Every entry must be repeated exactly. Exclude all pictures.

[Figure content listings]
****************************************
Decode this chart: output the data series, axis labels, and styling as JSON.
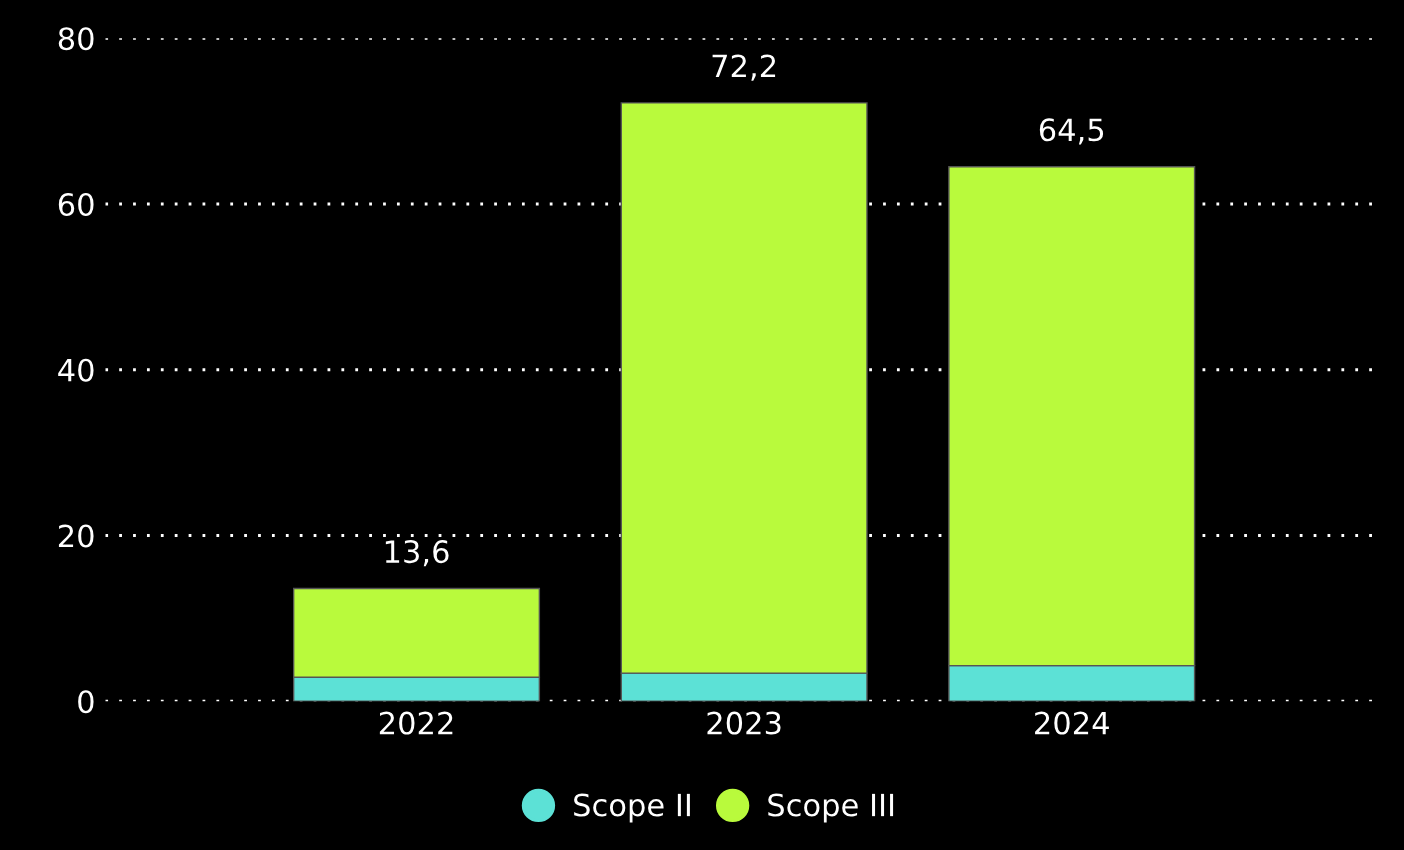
{
  "chart_data": {
    "type": "bar",
    "stacked": true,
    "categories": [
      "2022",
      "2023",
      "2024"
    ],
    "series": [
      {
        "name": "Scope II",
        "color": "#5ce1d6",
        "values": [
          2.9,
          3.4,
          4.3
        ]
      },
      {
        "name": "Scope III",
        "color": "#b9fa3c",
        "values": [
          10.7,
          68.8,
          60.2
        ]
      }
    ],
    "totals": [
      "13,6",
      "72,2",
      "64,5"
    ],
    "ylim": [
      0,
      80
    ],
    "yticks": [
      0,
      20,
      40,
      60,
      80
    ],
    "grid": "y",
    "legend": "bottom"
  }
}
****************************************
=== Reply ===
Decode this chart: output the data series, axis labels, and styling as JSON.
{
  "chart_data": {
    "type": "bar",
    "stacked": true,
    "categories": [
      "2022",
      "2023",
      "2024"
    ],
    "series": [
      {
        "name": "Scope II",
        "color": "#5ce1d6",
        "values": [
          2.9,
          3.4,
          4.3
        ]
      },
      {
        "name": "Scope III",
        "color": "#b9fa3c",
        "values": [
          10.7,
          68.8,
          60.2
        ]
      }
    ],
    "totals": [
      "13,6",
      "72,2",
      "64,5"
    ],
    "ylim": [
      0,
      80
    ],
    "yticks": [
      0,
      20,
      40,
      60,
      80
    ],
    "grid": "y",
    "legend": "bottom"
  }
}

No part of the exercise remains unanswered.